EXERCISE TASK> Examine the entries below, count the lines holding the string "JSON", and respond with the number only.

---*---

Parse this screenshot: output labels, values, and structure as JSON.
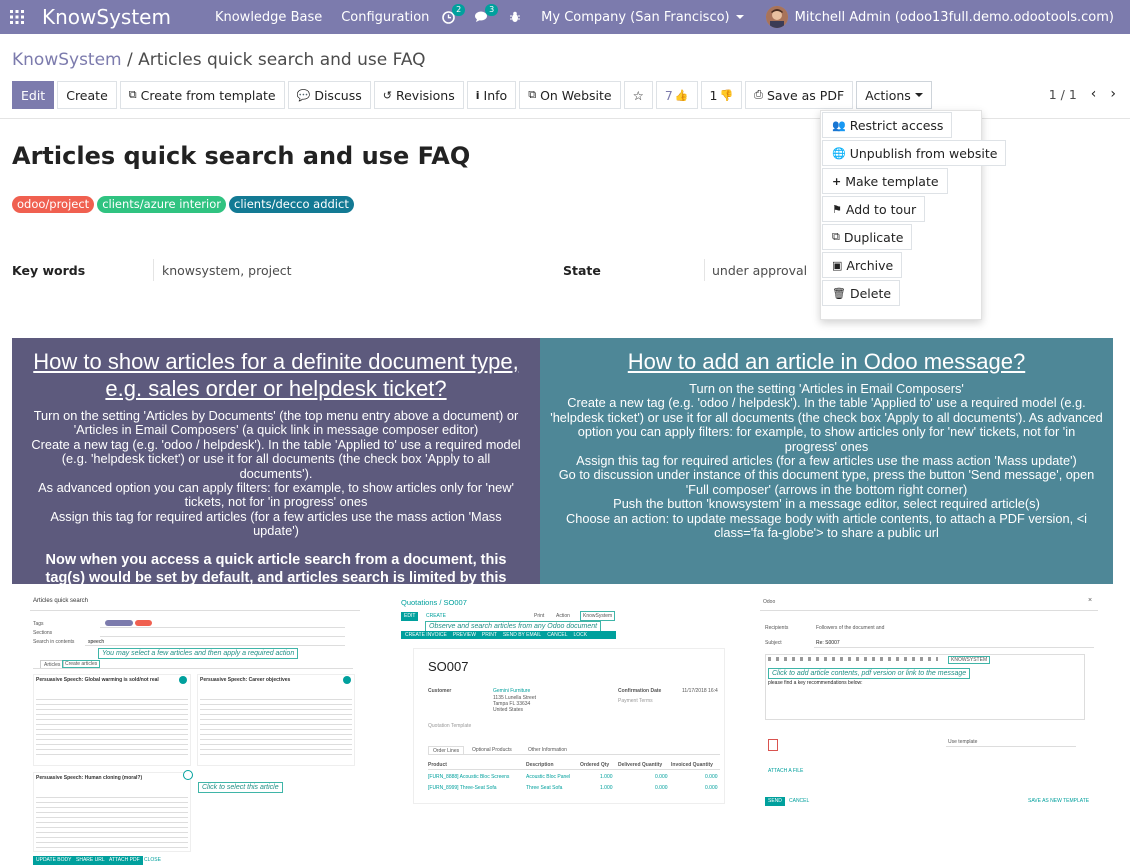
{
  "navbar": {
    "brand": "KnowSystem",
    "menu": [
      "Knowledge Base",
      "Configuration"
    ],
    "activity_count": "2",
    "messages_count": "3",
    "company": "My Company (San Francisco)",
    "user": "Mitchell Admin (odoo13full.demo.odootools.com)"
  },
  "breadcrumb": {
    "parent": "KnowSystem",
    "separator": "/",
    "current": "Articles quick search and use FAQ"
  },
  "buttons": {
    "edit": "Edit",
    "create": "Create",
    "create_template": "Create from template",
    "discuss": "Discuss",
    "revisions": "Revisions",
    "info": "Info",
    "website": "On Website",
    "likes": "7",
    "dislikes": "1",
    "pdf": "Save as PDF",
    "actions": "Actions"
  },
  "pager": "1 / 1",
  "actions_menu": [
    "Restrict access",
    "Unpublish from website",
    "Make template",
    "Add to tour",
    "Duplicate",
    "Archive",
    "Delete"
  ],
  "article": {
    "title": "Articles quick search and use FAQ",
    "tags": [
      {
        "label": "odoo/project",
        "color": "#f06050"
      },
      {
        "label": "clients/azure interior",
        "color": "#30c381"
      },
      {
        "label": "clients/decco addict",
        "color": "#137a94"
      }
    ],
    "keywords_label": "Key words",
    "keywords_value": "knowsystem, project",
    "state_label": "State",
    "state_value": "under approval"
  },
  "panels": {
    "left": {
      "heading": "How to show articles for a definite document type, e.g. sales order or helpdesk ticket?",
      "lines": [
        "Turn on the setting 'Articles by Documents' (the top menu entry above a document) or 'Articles in Email Composers' (a quick link in message composer editor)",
        "Create a new tag (e.g. 'odoo / helpdesk'). In the table 'Applied to' use a required model (e.g. 'helpdesk ticket') or use it for all documents (the check box 'Apply to all documents').",
        "As advanced option you can apply filters: for example, to show articles only for 'new' tickets, not for 'in progress' ones",
        "Assign this tag for required articles (for a few articles use the mass action 'Mass update')"
      ],
      "bold": "Now when you access a quick article search from a document, this tag(s) would be set by default, and articles search is limited by this document type / domain"
    },
    "right": {
      "heading": "How to add an article in Odoo message?",
      "lines": [
        "Turn on the setting 'Articles in Email Composers'",
        "Create a new tag (e.g. 'odoo / helpdesk'). In the table 'Applied to' use a required model (e.g. 'helpdesk ticket') or use it for all documents (the check box 'Apply to all documents'). As advanced option you can apply filters: for example, to show articles only for 'new' tickets, not for 'in progress' ones",
        "Assign this tag for required articles (for a few articles use the mass action 'Mass update')",
        "Go to discussion under instance of this document type, press the button 'Send message', open 'Full composer' (arrows in the bottom right corner)",
        "Push the button 'knowsystem' in a message editor, select required article(s)",
        "Choose an action: to update message body with article contents, to attach a PDF version, <i class='fa fa-globe'> to share a public url"
      ]
    }
  },
  "screenshots": {
    "s1": {
      "title": "Articles quick search",
      "tags_label": "Tags",
      "sections_label": "Sections",
      "search_label": "Search in contents",
      "search_value": "speech",
      "tab_articles": "Articles",
      "tab_create": "Create articles",
      "note1": "You may select a few articles and then apply a required action",
      "card1_title": "Persuasive Speech: Global warming is sold/not real",
      "card2_title": "Persuasive Speech: Career objectives",
      "card3_title": "Persuasive Speech: Human cloning (moral?)",
      "note2": "Click to select this article",
      "btn1": "UPDATE BODY",
      "btn2": "SHARE URL",
      "btn3": "ATTACH PDF",
      "btn4": "CLOSE"
    },
    "s2": {
      "crumb": "Quotations / SO007",
      "btn_edit": "EDIT",
      "btn_create": "CREATE",
      "note": "Observe and search articles from any Odoo document",
      "knowsystem": "KnowSystem",
      "print": "Print",
      "action": "Action",
      "order": "SO007",
      "customer_label": "Customer",
      "customer": "Gemini Furniture",
      "address1": "1135 Lunella Street",
      "address2": "Tampa FL 33634",
      "address3": "United States",
      "confirm_label": "Confirmation Date",
      "confirm_value": "11/17/2018 16:4",
      "payment_label": "Payment Terms",
      "template_label": "Quotation Template",
      "tab1": "Order Lines",
      "tab2": "Optional Products",
      "tab3": "Other Information",
      "cols": [
        "Product",
        "Description",
        "Ordered Qty",
        "Delivered Quantity",
        "Invoiced Quantity"
      ],
      "rows": [
        [
          "[FURN_8888] Acoustic Bloc Screens",
          "Acoustic Bloc Panel",
          "1.000",
          "0.000",
          "0.000"
        ],
        [
          "[FURN_8999] Three-Seat Sofa",
          "Three Seat Sofa",
          "1.000",
          "0.000",
          "0.000"
        ]
      ],
      "toolbar": [
        "CREATE INVOICE",
        "PREVIEW",
        "PRINT",
        "SEND BY EMAIL",
        "CANCEL",
        "LOCK"
      ]
    },
    "s3": {
      "title": "Odoo",
      "recipients_label": "Recipients",
      "recipients_value": "Followers of the document and",
      "subject_label": "Subject",
      "subject_value": "Re: S0007",
      "knowsystem": "KNOWSYSTEM",
      "note": "Click to add article contents, pdf version or link to the message",
      "body": "please find a key recommendations below:",
      "use_template": "Use template",
      "attach": "ATTACH A FILE",
      "send": "SEND",
      "cancel": "CANCEL",
      "save_template": "SAVE AS NEW TEMPLATE"
    }
  }
}
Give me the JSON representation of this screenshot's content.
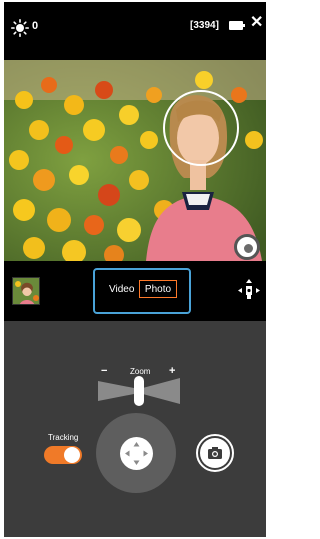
{
  "status": {
    "ev_value": "0",
    "remaining_shots": "[3394]",
    "close_symbol": "✕"
  },
  "mode": {
    "video_label": "Video",
    "photo_label": "Photo",
    "selected": "Photo"
  },
  "controls": {
    "zoom_label": "Zoom",
    "zoom_minus": "−",
    "zoom_plus": "+",
    "tracking_label": "Tracking",
    "tracking_on": true
  },
  "colors": {
    "accent": "#f07a28",
    "mode_highlight": "#4aa3d8",
    "panel_bg": "#3c3c3c"
  },
  "icons": {
    "brightness": "sun-icon",
    "battery": "battery-icon",
    "close": "close-icon",
    "orientation": "camera-orientation-icon",
    "shutter": "camera-icon",
    "joystick": "direction-pad-icon"
  }
}
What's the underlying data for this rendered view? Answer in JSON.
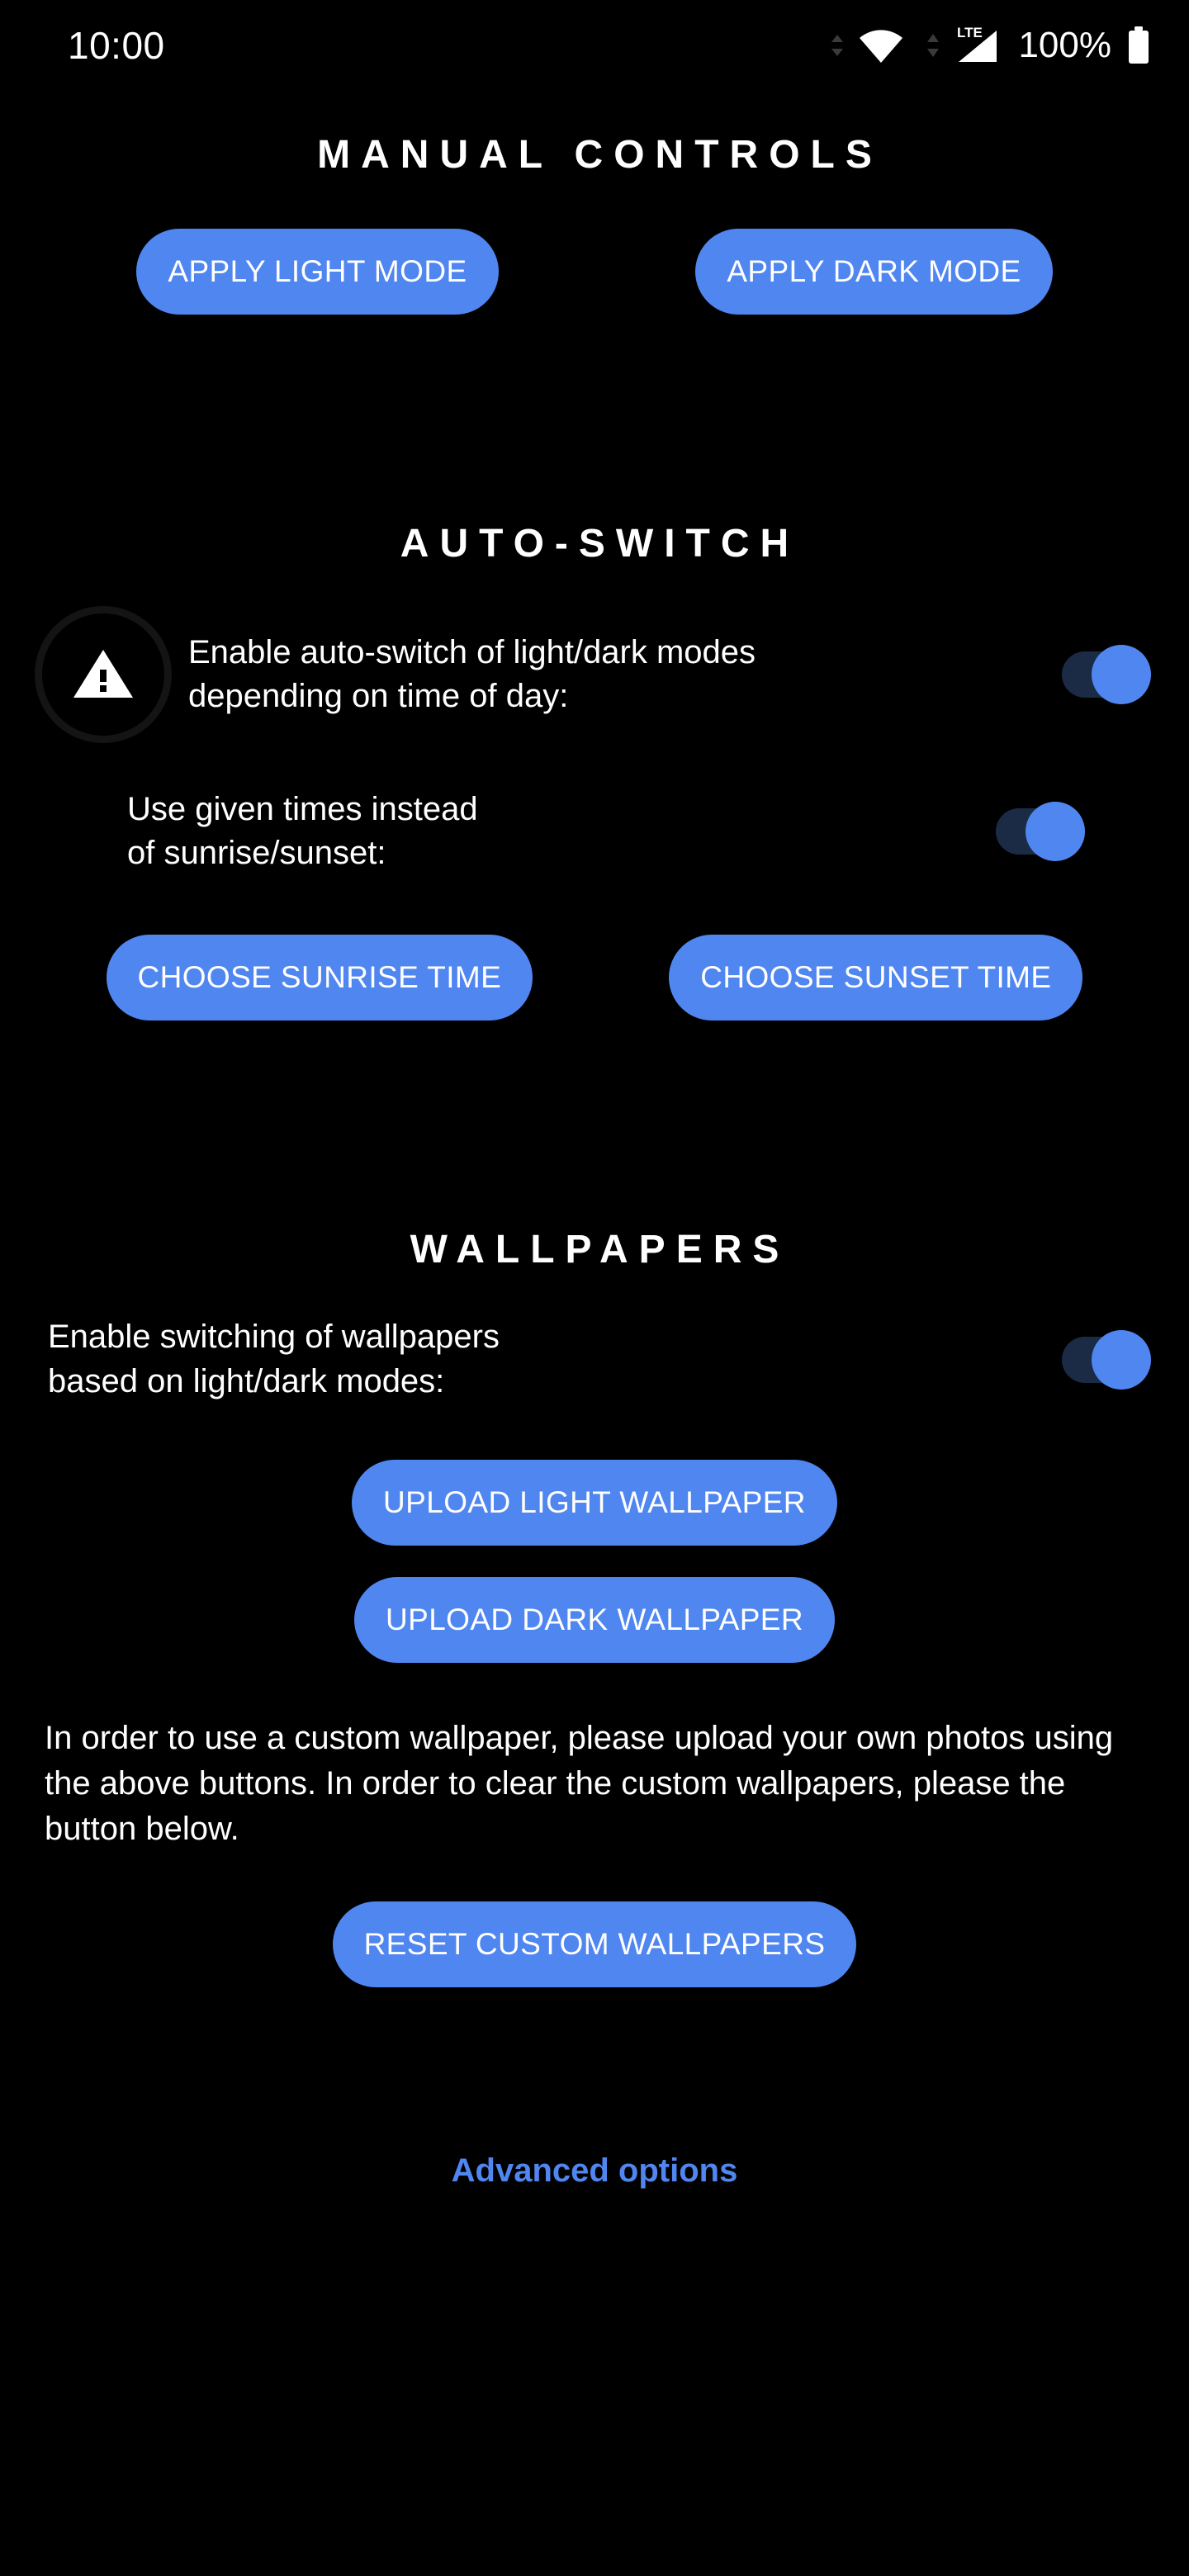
{
  "status_bar": {
    "clock": "10:00",
    "battery_percent": "100%",
    "icons": {
      "wifi": "wifi-icon",
      "signal": "lte-signal-icon",
      "signal_label": "LTE",
      "battery": "battery-full-icon",
      "data_arrows": "data-transfer-arrows-icon"
    }
  },
  "colors": {
    "background": "#000000",
    "accent_blue": "#5086F0",
    "toggle_track": "#1C2B45",
    "text_primary": "#FFFFFF",
    "ripple": "#141414"
  },
  "manual_controls": {
    "title": "MANUAL CONTROLS",
    "apply_light_label": "APPLY LIGHT MODE",
    "apply_dark_label": "APPLY DARK MODE"
  },
  "auto_switch": {
    "title": "AUTO-SWITCH",
    "enable_label_line1": "Enable auto-switch of light/dark modes",
    "enable_label_line2": "depending on time of day:",
    "enable_toggle_state": "on",
    "given_times_label_line1": "Use given times instead",
    "given_times_label_line2": "of sunrise/sunset:",
    "given_times_toggle_state": "on",
    "choose_sunrise_label": "CHOOSE SUNRISE TIME",
    "choose_sunset_label": "CHOOSE SUNSET TIME",
    "warning_icon": "warning-triangle-icon"
  },
  "wallpapers": {
    "title": "WALLPAPERS",
    "enable_label_line1": "Enable switching of wallpapers",
    "enable_label_line2": "based on light/dark modes:",
    "enable_toggle_state": "on",
    "upload_light_label": "UPLOAD LIGHT WALLPAPER",
    "upload_dark_label": "UPLOAD DARK WALLPAPER",
    "description": "In order to use a custom wallpaper, please upload your own photos using the above buttons. In order to clear the custom wallpapers, please the button below.",
    "reset_label": "RESET CUSTOM WALLPAPERS"
  },
  "footer": {
    "advanced_options_label": "Advanced options"
  }
}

---*---

RESPONSE FOR THIS EXERCISE> 3